§ Stated exercise
Present the following data again exactly as it is shown.

★ ★ ★

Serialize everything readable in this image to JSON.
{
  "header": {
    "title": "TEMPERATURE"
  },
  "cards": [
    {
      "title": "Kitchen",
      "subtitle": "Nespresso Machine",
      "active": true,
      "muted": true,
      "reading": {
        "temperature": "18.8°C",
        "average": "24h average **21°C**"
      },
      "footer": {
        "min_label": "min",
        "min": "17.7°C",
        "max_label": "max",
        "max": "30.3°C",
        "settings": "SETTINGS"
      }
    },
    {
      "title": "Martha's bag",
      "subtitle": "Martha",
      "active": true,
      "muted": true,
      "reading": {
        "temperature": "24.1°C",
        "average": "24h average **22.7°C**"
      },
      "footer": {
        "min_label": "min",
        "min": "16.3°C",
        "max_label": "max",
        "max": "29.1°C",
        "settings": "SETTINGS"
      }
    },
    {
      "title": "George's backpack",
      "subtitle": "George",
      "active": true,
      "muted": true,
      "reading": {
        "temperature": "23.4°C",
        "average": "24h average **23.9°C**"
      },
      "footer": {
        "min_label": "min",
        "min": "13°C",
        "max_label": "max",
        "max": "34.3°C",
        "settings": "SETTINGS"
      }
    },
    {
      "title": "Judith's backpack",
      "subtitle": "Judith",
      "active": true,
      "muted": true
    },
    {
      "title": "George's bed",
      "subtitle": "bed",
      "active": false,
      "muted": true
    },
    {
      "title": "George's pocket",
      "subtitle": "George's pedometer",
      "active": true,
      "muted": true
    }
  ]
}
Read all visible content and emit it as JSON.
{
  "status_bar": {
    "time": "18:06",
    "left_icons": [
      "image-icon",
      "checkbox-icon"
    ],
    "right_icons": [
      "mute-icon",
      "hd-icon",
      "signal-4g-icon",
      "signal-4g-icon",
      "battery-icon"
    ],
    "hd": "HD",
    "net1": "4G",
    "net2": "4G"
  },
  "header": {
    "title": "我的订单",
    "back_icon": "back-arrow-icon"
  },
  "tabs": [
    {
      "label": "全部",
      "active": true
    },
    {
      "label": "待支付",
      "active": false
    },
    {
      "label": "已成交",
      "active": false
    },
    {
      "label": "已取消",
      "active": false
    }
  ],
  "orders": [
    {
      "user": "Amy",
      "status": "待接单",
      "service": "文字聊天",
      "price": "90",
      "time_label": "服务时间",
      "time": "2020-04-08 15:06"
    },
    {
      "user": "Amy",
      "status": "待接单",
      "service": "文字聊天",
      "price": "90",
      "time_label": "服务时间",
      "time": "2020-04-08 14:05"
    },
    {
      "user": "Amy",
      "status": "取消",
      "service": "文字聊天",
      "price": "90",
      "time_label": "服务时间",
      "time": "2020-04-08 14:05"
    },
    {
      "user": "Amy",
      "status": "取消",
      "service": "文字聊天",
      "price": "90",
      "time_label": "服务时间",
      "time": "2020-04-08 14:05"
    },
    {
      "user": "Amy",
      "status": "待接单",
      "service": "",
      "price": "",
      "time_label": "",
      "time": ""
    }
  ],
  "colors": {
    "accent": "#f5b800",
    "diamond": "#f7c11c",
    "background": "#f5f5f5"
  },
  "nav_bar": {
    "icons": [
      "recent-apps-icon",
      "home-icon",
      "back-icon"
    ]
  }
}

★ ★ ★

§ Result for this exercise
Serialize everything readable in this image to JSON.
{
  "header": {
    "title": "TEMPERATURE"
  },
  "cards": [
    {
      "title": "Kitchen",
      "subtitle": "Nespresso Machine",
      "active": true,
      "muted": true,
      "reading": {
        "temperature": "18.8°C",
        "average": "24h average **21°C**"
      },
      "footer": {
        "min_label": "min",
        "min": "17.7°C",
        "max_label": "max",
        "max": "30.3°C",
        "settings": "SETTINGS"
      }
    },
    {
      "title": "Martha's bag",
      "subtitle": "Martha",
      "active": true,
      "muted": true,
      "reading": {
        "temperature": "24.1°C",
        "average": "24h average **22.7°C**"
      },
      "footer": {
        "min_label": "min",
        "min": "16.3°C",
        "max_label": "max",
        "max": "29.1°C",
        "settings": "SETTINGS"
      }
    },
    {
      "title": "George's backpack",
      "subtitle": "George",
      "active": true,
      "muted": true,
      "reading": {
        "temperature": "23.4°C",
        "average": "24h average **23.9°C**"
      },
      "footer": {
        "min_label": "min",
        "min": "13°C",
        "max_label": "max",
        "max": "34.3°C",
        "settings": "SETTINGS"
      }
    },
    {
      "title": "Judith's backpack",
      "subtitle": "Judith",
      "active": true,
      "muted": true
    },
    {
      "title": "George's bed",
      "subtitle": "bed",
      "active": false,
      "muted": true
    },
    {
      "title": "George's pocket",
      "subtitle": "George's pedometer",
      "active": true,
      "muted": true
    }
  ]
}
Read all visible content and emit it as JSON.
{
  "status_bar": {
    "time": "18:06",
    "left_icons": [
      "image-icon",
      "checkbox-icon"
    ],
    "right_icons": [
      "mute-icon",
      "hd-icon",
      "signal-4g-icon",
      "signal-4g-icon",
      "battery-icon"
    ],
    "hd": "HD",
    "net1": "4G",
    "net2": "4G"
  },
  "header": {
    "title": "我的订单",
    "back_icon": "back-arrow-icon"
  },
  "tabs": [
    {
      "label": "全部",
      "active": true
    },
    {
      "label": "待支付",
      "active": false
    },
    {
      "label": "已成交",
      "active": false
    },
    {
      "label": "已取消",
      "active": false
    }
  ],
  "orders": [
    {
      "user": "Amy",
      "status": "待接单",
      "service": "文字聊天",
      "price": "90",
      "time_label": "服务时间",
      "time": "2020-04-08 15:06"
    },
    {
      "user": "Amy",
      "status": "待接单",
      "service": "文字聊天",
      "price": "90",
      "time_label": "服务时间",
      "time": "2020-04-08 14:05"
    },
    {
      "user": "Amy",
      "status": "取消",
      "service": "文字聊天",
      "price": "90",
      "time_label": "服务时间",
      "time": "2020-04-08 14:05"
    },
    {
      "user": "Amy",
      "status": "取消",
      "service": "文字聊天",
      "price": "90",
      "time_label": "服务时间",
      "time": "2020-04-08 14:05"
    },
    {
      "user": "Amy",
      "status": "待接单",
      "service": "",
      "price": "",
      "time_label": "",
      "time": ""
    }
  ],
  "colors": {
    "accent": "#f5b800",
    "diamond": "#f7c11c",
    "background": "#f5f5f5"
  },
  "nav_bar": {
    "icons": [
      "recent-apps-icon",
      "home-icon",
      "back-icon"
    ]
  }
}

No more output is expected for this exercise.